WHAT YOU ARE ASKED TO DO: Write out every record below exactly as it appears.

DATA EXTRACT:
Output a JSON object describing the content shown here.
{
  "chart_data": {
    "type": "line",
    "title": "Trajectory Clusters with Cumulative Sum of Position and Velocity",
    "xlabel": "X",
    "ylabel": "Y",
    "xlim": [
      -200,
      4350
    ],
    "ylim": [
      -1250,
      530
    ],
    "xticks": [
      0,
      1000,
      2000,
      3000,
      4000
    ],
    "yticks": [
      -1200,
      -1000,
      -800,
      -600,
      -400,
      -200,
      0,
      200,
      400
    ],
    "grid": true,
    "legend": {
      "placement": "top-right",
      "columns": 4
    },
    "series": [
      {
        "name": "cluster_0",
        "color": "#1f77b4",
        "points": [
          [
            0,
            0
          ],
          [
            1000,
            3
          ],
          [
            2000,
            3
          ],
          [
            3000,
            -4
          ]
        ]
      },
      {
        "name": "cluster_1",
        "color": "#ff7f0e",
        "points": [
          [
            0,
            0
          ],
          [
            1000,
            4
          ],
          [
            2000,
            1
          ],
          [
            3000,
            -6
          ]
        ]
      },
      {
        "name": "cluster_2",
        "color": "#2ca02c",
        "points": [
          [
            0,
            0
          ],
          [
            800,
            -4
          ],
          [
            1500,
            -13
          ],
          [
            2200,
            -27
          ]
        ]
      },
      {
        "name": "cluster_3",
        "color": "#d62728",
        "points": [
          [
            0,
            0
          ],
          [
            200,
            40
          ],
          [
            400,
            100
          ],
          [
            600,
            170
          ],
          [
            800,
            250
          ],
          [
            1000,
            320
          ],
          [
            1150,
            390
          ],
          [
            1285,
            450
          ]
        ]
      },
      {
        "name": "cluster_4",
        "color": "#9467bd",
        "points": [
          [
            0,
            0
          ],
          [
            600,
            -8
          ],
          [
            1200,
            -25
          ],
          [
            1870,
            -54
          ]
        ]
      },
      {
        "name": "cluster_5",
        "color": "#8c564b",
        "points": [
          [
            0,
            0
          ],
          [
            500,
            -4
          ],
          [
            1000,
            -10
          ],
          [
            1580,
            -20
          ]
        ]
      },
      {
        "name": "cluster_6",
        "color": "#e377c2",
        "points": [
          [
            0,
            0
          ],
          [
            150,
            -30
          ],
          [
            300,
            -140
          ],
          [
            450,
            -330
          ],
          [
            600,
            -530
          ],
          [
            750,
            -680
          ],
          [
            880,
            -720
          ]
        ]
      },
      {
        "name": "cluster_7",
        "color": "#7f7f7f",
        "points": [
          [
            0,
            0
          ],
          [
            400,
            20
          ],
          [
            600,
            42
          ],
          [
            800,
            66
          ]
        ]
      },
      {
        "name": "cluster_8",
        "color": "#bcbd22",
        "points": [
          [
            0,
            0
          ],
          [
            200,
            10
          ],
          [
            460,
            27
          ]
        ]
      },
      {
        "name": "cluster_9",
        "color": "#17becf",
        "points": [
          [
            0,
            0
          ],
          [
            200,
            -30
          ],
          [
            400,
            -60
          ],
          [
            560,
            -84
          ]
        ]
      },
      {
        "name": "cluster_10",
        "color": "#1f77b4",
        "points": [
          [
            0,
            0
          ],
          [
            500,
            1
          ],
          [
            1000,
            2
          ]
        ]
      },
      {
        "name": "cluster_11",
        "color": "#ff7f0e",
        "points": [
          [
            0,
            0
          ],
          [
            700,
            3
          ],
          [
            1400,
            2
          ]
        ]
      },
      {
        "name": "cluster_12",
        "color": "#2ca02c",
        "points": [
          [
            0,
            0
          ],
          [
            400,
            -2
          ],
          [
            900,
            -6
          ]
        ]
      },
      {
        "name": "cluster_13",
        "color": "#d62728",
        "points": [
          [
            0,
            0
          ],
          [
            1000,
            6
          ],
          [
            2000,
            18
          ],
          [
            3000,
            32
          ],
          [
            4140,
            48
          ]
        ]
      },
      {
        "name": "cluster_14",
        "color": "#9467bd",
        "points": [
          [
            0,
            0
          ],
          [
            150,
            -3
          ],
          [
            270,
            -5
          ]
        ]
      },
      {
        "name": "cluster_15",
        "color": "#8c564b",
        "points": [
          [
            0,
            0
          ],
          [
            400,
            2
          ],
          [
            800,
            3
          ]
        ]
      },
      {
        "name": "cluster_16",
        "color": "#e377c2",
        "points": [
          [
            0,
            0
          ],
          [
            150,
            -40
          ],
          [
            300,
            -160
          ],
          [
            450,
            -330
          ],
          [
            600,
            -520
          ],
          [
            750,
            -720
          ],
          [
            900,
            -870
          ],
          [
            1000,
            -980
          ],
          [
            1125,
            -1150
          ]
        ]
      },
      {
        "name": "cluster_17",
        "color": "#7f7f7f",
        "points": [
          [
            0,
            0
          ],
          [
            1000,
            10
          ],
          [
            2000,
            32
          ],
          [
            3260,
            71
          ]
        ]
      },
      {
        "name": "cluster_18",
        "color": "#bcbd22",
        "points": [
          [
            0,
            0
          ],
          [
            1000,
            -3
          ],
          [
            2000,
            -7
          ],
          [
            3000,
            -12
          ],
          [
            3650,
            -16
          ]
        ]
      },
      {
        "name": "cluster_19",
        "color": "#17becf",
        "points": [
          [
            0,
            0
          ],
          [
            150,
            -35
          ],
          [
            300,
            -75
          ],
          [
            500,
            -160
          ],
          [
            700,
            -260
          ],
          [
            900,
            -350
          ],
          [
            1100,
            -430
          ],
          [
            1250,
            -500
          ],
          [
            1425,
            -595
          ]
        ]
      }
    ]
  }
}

COMPLETE RESPONSE:
Output a JSON object describing the content shown here.
{
  "chart_data": {
    "type": "line",
    "title": "Trajectory Clusters with Cumulative Sum of Position and Velocity",
    "xlabel": "X",
    "ylabel": "Y",
    "xlim": [
      -200,
      4350
    ],
    "ylim": [
      -1250,
      530
    ],
    "xticks": [
      0,
      1000,
      2000,
      3000,
      4000
    ],
    "yticks": [
      -1200,
      -1000,
      -800,
      -600,
      -400,
      -200,
      0,
      200,
      400
    ],
    "grid": true,
    "legend": {
      "placement": "top-right",
      "columns": 4
    },
    "series": [
      {
        "name": "cluster_0",
        "color": "#1f77b4",
        "points": [
          [
            0,
            0
          ],
          [
            1000,
            3
          ],
          [
            2000,
            3
          ],
          [
            3000,
            -4
          ]
        ]
      },
      {
        "name": "cluster_1",
        "color": "#ff7f0e",
        "points": [
          [
            0,
            0
          ],
          [
            1000,
            4
          ],
          [
            2000,
            1
          ],
          [
            3000,
            -6
          ]
        ]
      },
      {
        "name": "cluster_2",
        "color": "#2ca02c",
        "points": [
          [
            0,
            0
          ],
          [
            800,
            -4
          ],
          [
            1500,
            -13
          ],
          [
            2200,
            -27
          ]
        ]
      },
      {
        "name": "cluster_3",
        "color": "#d62728",
        "points": [
          [
            0,
            0
          ],
          [
            200,
            40
          ],
          [
            400,
            100
          ],
          [
            600,
            170
          ],
          [
            800,
            250
          ],
          [
            1000,
            320
          ],
          [
            1150,
            390
          ],
          [
            1285,
            450
          ]
        ]
      },
      {
        "name": "cluster_4",
        "color": "#9467bd",
        "points": [
          [
            0,
            0
          ],
          [
            600,
            -8
          ],
          [
            1200,
            -25
          ],
          [
            1870,
            -54
          ]
        ]
      },
      {
        "name": "cluster_5",
        "color": "#8c564b",
        "points": [
          [
            0,
            0
          ],
          [
            500,
            -4
          ],
          [
            1000,
            -10
          ],
          [
            1580,
            -20
          ]
        ]
      },
      {
        "name": "cluster_6",
        "color": "#e377c2",
        "points": [
          [
            0,
            0
          ],
          [
            150,
            -30
          ],
          [
            300,
            -140
          ],
          [
            450,
            -330
          ],
          [
            600,
            -530
          ],
          [
            750,
            -680
          ],
          [
            880,
            -720
          ]
        ]
      },
      {
        "name": "cluster_7",
        "color": "#7f7f7f",
        "points": [
          [
            0,
            0
          ],
          [
            400,
            20
          ],
          [
            600,
            42
          ],
          [
            800,
            66
          ]
        ]
      },
      {
        "name": "cluster_8",
        "color": "#bcbd22",
        "points": [
          [
            0,
            0
          ],
          [
            200,
            10
          ],
          [
            460,
            27
          ]
        ]
      },
      {
        "name": "cluster_9",
        "color": "#17becf",
        "points": [
          [
            0,
            0
          ],
          [
            200,
            -30
          ],
          [
            400,
            -60
          ],
          [
            560,
            -84
          ]
        ]
      },
      {
        "name": "cluster_10",
        "color": "#1f77b4",
        "points": [
          [
            0,
            0
          ],
          [
            500,
            1
          ],
          [
            1000,
            2
          ]
        ]
      },
      {
        "name": "cluster_11",
        "color": "#ff7f0e",
        "points": [
          [
            0,
            0
          ],
          [
            700,
            3
          ],
          [
            1400,
            2
          ]
        ]
      },
      {
        "name": "cluster_12",
        "color": "#2ca02c",
        "points": [
          [
            0,
            0
          ],
          [
            400,
            -2
          ],
          [
            900,
            -6
          ]
        ]
      },
      {
        "name": "cluster_13",
        "color": "#d62728",
        "points": [
          [
            0,
            0
          ],
          [
            1000,
            6
          ],
          [
            2000,
            18
          ],
          [
            3000,
            32
          ],
          [
            4140,
            48
          ]
        ]
      },
      {
        "name": "cluster_14",
        "color": "#9467bd",
        "points": [
          [
            0,
            0
          ],
          [
            150,
            -3
          ],
          [
            270,
            -5
          ]
        ]
      },
      {
        "name": "cluster_15",
        "color": "#8c564b",
        "points": [
          [
            0,
            0
          ],
          [
            400,
            2
          ],
          [
            800,
            3
          ]
        ]
      },
      {
        "name": "cluster_16",
        "color": "#e377c2",
        "points": [
          [
            0,
            0
          ],
          [
            150,
            -40
          ],
          [
            300,
            -160
          ],
          [
            450,
            -330
          ],
          [
            600,
            -520
          ],
          [
            750,
            -720
          ],
          [
            900,
            -870
          ],
          [
            1000,
            -980
          ],
          [
            1125,
            -1150
          ]
        ]
      },
      {
        "name": "cluster_17",
        "color": "#7f7f7f",
        "points": [
          [
            0,
            0
          ],
          [
            1000,
            10
          ],
          [
            2000,
            32
          ],
          [
            3260,
            71
          ]
        ]
      },
      {
        "name": "cluster_18",
        "color": "#bcbd22",
        "points": [
          [
            0,
            0
          ],
          [
            1000,
            -3
          ],
          [
            2000,
            -7
          ],
          [
            3000,
            -12
          ],
          [
            3650,
            -16
          ]
        ]
      },
      {
        "name": "cluster_19",
        "color": "#17becf",
        "points": [
          [
            0,
            0
          ],
          [
            150,
            -35
          ],
          [
            300,
            -75
          ],
          [
            500,
            -160
          ],
          [
            700,
            -260
          ],
          [
            900,
            -350
          ],
          [
            1100,
            -430
          ],
          [
            1250,
            -500
          ],
          [
            1425,
            -595
          ]
        ]
      }
    ]
  }
}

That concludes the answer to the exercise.